◆ Stated exercise
Say how many lines contain the string "icon". Give no other output.

[Records from a data source]
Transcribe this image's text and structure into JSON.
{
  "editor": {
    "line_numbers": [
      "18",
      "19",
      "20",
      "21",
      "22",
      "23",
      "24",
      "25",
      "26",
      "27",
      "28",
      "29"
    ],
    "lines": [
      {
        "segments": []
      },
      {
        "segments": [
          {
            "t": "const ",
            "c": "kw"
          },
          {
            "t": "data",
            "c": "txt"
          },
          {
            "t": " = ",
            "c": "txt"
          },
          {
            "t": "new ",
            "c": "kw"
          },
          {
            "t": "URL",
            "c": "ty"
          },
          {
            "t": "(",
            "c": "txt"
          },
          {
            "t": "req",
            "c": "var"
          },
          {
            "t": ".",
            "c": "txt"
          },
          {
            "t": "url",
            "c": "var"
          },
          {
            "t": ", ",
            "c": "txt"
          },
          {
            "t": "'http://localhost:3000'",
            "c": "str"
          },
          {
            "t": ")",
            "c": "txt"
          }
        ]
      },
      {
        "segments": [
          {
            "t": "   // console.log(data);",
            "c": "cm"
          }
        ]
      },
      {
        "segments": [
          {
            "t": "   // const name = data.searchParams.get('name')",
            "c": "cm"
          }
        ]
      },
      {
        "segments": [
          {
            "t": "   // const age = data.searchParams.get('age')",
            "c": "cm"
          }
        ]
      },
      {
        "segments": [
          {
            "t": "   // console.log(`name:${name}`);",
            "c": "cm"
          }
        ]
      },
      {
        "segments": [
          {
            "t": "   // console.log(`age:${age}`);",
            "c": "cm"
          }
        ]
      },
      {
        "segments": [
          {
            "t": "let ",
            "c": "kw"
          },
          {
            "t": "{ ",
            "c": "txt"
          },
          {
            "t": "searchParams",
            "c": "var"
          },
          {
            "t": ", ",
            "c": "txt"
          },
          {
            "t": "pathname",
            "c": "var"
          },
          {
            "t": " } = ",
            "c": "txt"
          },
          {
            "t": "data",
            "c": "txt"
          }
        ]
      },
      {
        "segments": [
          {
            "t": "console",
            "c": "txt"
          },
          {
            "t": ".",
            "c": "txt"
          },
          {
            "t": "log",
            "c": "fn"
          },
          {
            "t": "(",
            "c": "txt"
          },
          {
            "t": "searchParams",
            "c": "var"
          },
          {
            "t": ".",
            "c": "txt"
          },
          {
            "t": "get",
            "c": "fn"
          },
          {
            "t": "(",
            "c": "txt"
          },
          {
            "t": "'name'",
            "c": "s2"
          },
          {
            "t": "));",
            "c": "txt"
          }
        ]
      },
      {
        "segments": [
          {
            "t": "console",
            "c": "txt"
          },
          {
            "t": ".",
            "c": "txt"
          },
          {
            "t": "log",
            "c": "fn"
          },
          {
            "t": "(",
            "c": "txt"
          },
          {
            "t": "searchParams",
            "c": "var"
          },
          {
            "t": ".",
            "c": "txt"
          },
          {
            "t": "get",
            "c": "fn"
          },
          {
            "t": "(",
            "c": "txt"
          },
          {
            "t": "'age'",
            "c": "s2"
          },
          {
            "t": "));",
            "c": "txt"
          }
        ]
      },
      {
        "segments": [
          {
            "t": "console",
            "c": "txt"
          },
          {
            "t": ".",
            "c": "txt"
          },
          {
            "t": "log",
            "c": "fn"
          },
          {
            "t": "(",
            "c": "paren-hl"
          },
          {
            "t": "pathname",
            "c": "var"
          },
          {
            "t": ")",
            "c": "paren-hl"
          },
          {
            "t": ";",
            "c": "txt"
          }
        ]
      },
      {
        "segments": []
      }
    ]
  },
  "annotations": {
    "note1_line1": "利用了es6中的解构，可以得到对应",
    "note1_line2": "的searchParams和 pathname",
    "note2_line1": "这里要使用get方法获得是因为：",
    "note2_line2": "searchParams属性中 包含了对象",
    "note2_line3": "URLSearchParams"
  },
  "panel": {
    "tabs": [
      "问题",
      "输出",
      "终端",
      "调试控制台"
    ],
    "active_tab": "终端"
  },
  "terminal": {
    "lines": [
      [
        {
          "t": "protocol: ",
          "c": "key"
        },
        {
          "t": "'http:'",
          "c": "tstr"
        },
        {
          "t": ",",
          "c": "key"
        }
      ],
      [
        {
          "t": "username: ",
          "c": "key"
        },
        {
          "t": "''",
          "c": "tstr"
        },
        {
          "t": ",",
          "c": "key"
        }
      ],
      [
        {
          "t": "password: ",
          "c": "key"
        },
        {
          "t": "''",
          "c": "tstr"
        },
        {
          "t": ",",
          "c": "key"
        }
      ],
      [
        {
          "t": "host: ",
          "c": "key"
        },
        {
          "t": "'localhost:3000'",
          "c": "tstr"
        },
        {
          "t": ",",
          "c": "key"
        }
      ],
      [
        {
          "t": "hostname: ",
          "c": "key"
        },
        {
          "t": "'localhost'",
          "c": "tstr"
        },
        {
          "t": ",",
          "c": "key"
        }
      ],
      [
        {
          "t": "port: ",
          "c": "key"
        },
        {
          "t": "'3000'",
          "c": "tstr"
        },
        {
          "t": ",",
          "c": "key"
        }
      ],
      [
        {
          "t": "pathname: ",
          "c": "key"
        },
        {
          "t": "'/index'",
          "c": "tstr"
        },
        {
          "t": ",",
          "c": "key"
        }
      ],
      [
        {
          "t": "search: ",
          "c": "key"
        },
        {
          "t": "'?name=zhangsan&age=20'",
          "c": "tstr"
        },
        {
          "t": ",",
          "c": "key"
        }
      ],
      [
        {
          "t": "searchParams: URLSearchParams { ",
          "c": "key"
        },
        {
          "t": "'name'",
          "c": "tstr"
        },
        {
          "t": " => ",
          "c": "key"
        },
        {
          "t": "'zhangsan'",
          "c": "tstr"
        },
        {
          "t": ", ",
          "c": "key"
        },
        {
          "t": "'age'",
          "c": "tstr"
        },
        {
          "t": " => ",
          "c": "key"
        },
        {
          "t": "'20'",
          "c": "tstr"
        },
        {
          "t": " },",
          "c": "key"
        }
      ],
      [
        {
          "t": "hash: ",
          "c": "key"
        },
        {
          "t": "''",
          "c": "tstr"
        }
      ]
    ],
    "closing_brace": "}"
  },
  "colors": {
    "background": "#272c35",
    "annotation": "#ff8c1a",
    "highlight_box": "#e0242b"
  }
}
--
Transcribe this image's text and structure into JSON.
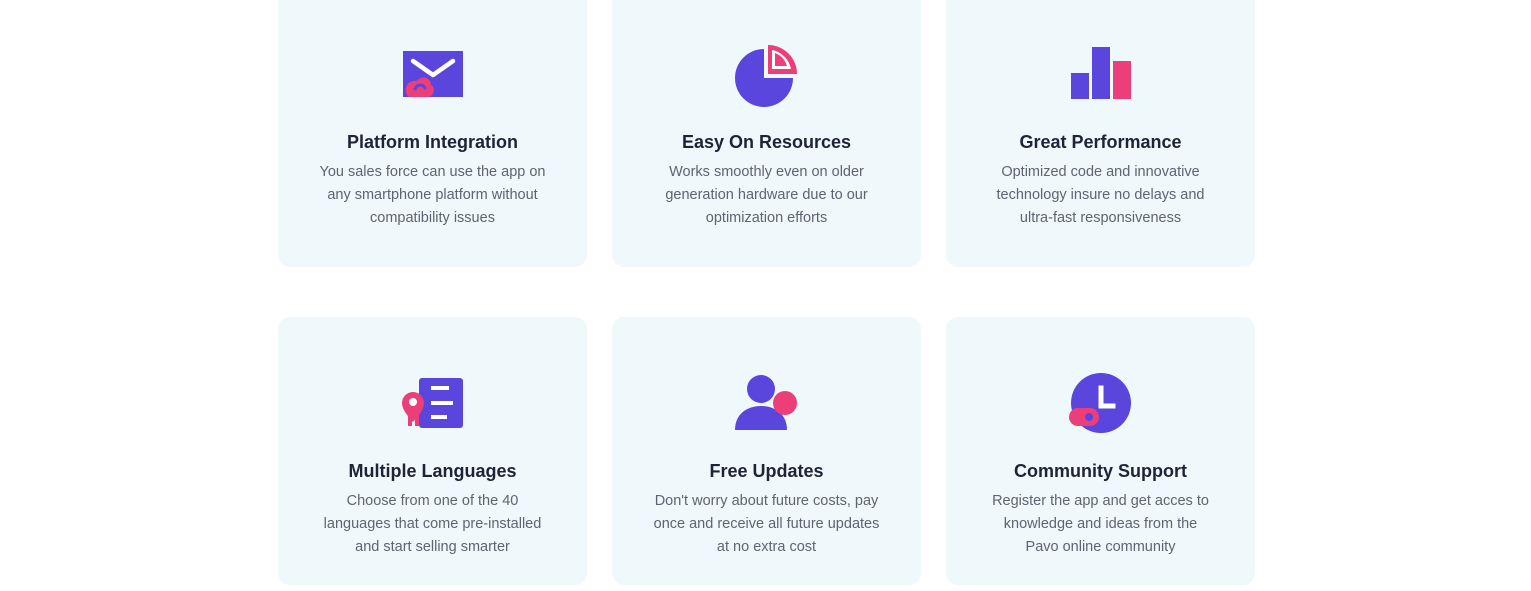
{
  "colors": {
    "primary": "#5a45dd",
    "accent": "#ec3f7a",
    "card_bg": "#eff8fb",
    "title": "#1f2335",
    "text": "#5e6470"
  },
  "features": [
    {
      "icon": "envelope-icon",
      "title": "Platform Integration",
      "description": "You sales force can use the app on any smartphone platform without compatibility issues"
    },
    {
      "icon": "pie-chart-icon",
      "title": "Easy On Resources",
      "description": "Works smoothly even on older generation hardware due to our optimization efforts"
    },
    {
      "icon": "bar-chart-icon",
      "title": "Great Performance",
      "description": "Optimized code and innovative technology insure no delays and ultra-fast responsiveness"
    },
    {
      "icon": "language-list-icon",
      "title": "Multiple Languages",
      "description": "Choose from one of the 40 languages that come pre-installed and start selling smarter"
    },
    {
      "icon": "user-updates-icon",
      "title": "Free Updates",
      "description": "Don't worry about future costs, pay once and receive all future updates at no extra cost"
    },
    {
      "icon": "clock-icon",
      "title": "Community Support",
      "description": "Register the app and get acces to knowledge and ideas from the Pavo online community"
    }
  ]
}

◆ Result for this task
6